[Data provided start]

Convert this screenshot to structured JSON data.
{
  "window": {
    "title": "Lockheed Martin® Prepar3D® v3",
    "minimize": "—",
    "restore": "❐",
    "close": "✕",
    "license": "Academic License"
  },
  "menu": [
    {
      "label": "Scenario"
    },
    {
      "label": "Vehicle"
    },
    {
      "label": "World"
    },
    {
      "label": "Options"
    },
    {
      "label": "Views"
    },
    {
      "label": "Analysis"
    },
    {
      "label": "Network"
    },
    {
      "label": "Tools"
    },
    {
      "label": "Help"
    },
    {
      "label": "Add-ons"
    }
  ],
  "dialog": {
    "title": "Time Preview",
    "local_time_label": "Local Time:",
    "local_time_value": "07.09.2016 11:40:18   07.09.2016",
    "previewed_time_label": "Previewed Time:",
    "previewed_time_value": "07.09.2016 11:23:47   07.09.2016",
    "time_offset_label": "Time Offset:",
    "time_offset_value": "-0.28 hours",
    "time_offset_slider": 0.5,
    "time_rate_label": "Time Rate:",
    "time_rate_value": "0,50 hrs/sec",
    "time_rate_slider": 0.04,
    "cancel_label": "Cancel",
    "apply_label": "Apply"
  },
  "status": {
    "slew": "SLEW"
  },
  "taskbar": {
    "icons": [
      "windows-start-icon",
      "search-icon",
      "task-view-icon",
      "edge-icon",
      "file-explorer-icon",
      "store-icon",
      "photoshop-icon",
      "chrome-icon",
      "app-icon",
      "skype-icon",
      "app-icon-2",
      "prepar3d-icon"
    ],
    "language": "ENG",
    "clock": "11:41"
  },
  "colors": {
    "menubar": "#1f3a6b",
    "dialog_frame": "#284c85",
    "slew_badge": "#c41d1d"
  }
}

[Data provided end]

• Problem to solve
Reproduce the entries above in full, verbatim.

• Solution for this exercise
Convert this screenshot to structured JSON data.
{
  "window": {
    "title": "Lockheed Martin® Prepar3D® v3",
    "minimize": "—",
    "restore": "❐",
    "close": "✕",
    "license": "Academic License"
  },
  "menu": [
    {
      "label": "Scenario"
    },
    {
      "label": "Vehicle"
    },
    {
      "label": "World"
    },
    {
      "label": "Options"
    },
    {
      "label": "Views"
    },
    {
      "label": "Analysis"
    },
    {
      "label": "Network"
    },
    {
      "label": "Tools"
    },
    {
      "label": "Help"
    },
    {
      "label": "Add-ons"
    }
  ],
  "dialog": {
    "title": "Time Preview",
    "local_time_label": "Local Time:",
    "local_time_value": "07.09.2016 11:40:18   07.09.2016",
    "previewed_time_label": "Previewed Time:",
    "previewed_time_value": "07.09.2016 11:23:47   07.09.2016",
    "time_offset_label": "Time Offset:",
    "time_offset_value": "-0.28 hours",
    "time_offset_slider": 0.5,
    "time_rate_label": "Time Rate:",
    "time_rate_value": "0,50 hrs/sec",
    "time_rate_slider": 0.04,
    "cancel_label": "Cancel",
    "apply_label": "Apply"
  },
  "status": {
    "slew": "SLEW"
  },
  "taskbar": {
    "icons": [
      "windows-start-icon",
      "search-icon",
      "task-view-icon",
      "edge-icon",
      "file-explorer-icon",
      "store-icon",
      "photoshop-icon",
      "chrome-icon",
      "app-icon",
      "skype-icon",
      "app-icon-2",
      "prepar3d-icon"
    ],
    "language": "ENG",
    "clock": "11:41"
  },
  "colors": {
    "menubar": "#1f3a6b",
    "dialog_frame": "#284c85",
    "slew_badge": "#c41d1d"
  }
}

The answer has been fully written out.